### DOCUMENT PASSAGE

:::

If you want to make your business’ sale process efficient, you need to master the marketing funnel. In a competitive business environment, you need special tools to overcome obstacles and reach clients most efficiently. One of the solutions you might want to try is designing a marketing process that walks customers through a deliberate process until they make a purchasing decision.
What’s a Marketing Funnel?
As highlighted on Clickfunnels, a marketing funnel describes a method of breaking down customer journey, starting from awareness (when the customer first learns about your business) to when they purchase the product. Often, marketing funnels include post-purchase follow-ups as you want to retain the customers.
Benefits of Marketing Funnels
The first advantage you enjoy using funnels is that they simplify the customer journey. This helps you map out each stage in your prospective clients’ decisions. You can measure the steps they plan to take after each stage.
Also, a marketing funnel applies to almost any business model. It can be used to capture different customer interactions. Whether you’re looking for traffic for your store or looking for online sales, a marketing funnel comes in handy to deliver the results you want. It’s a powerful tool that will bring visibility to different stages of connecting with customers.
You will also enjoy great measurability when you use a marketing funnel. The funnel shows where you’re getting most of your customers and the closing rate. This information is useful when formulating your strategy. For example, if you’re losing clients after the third stage, you would work to fix the issues causing this problem.

:::

### DATASET EXTRACT
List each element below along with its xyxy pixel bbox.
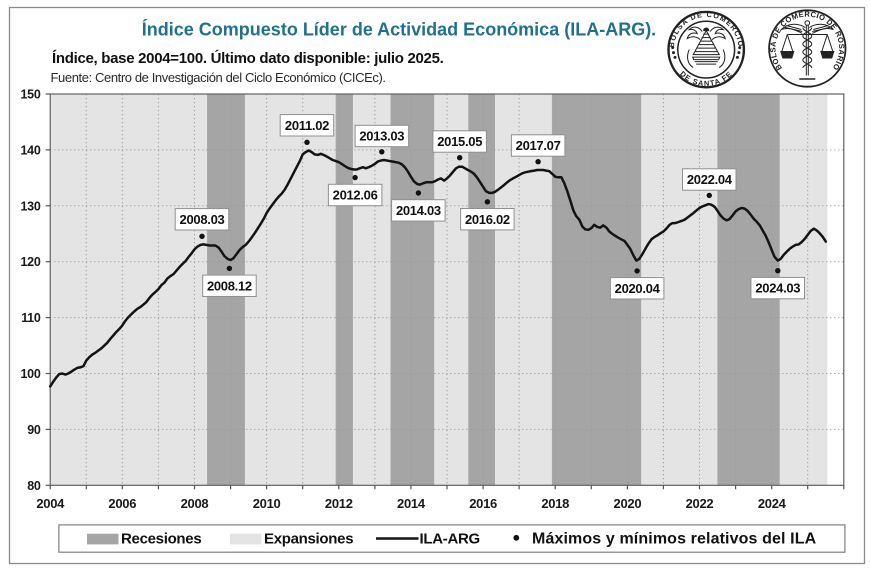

:::

### WORK TO COMPLETE
a) Output the stretch from "Benefits of Marketing" through "connecting with customers." in the marketing funnel article, copying it word for word.
b) Pick up the marketing funnel article after its last sentence and keep writing it.

### TASK RESULTS
a)
Benefits of Marketing Funnels
The first advantage you enjoy using funnels is that they simplify the customer journey. This helps you map out each stage in your prospective clients’ decisions. You can measure the steps they plan to take after each stage.
Also, a marketing funnel applies to almost any business model. It can be used to capture different customer interactions. Whether you’re looking for traffic for your store or looking for online sales, a marketing funnel comes in handy to deliver the results you want. It’s a powerful tool that will bring visibility to different stages of connecting with customers.

b)
Stages in a Marketing Funnel
So, what are the different stages you should build a marketing funnel around? Some marketing funnels are designed with five stages, others up to seven depending on the type of market the business serves. A funnel should not be rigid but a flexible structure that accommodates changes as the business gathers new information. Here are the different levels of the marketing funnel that should feature in most customer acquisition campaigns.
1. Awareness
Right on the first stage of a marketing funnel is awareness. This highlights the stage at which people with specific problems discover about your product, brand, or company. Awareness can happen in different ways, including:
- Through a Facebook Ad
- Reading an article on Medium
- Listening to a podcast in which a host gives your business a shoutout
- Finding your website while searching for something online
- Watching a YouTube video about your company or product
Regardless of the method, people discover your brand exists. If the information they get initially makes them interested enough, some will become clients or customers right away.
As for the rest, you have to pursue them and ensure that your product’s awareness is turned into interest. Educate the audience on how to solve their problems using your product. At this stage, you have to spread this information to as many people as possible. This is where marketing skills come in handy. Partner with influencers and let them showcase your products. Also, ensure your brand has an active presence on platforms such as Facebook, Twitter, Instagram, TikTok, and YouTube.
2. Interest
Your funnel’s second stage is Interest. At this stage, your target customers have consumed content about your brand and are hooked. They want to learn more about the subject. Probably when searching online, they’ll refine searches and input a keyword related to your brand on the search text. Your objective at this point is to rank for those keywords they’re targeting.
Play the expert and explain what they’re looking to learn. SEO skills would be a priority for this optimization stage as you want your brand to appear among top suggestions when potential customers search specific keywords. But getting them to read your content is not enough. You should also integrate action calls that would get them to follow you.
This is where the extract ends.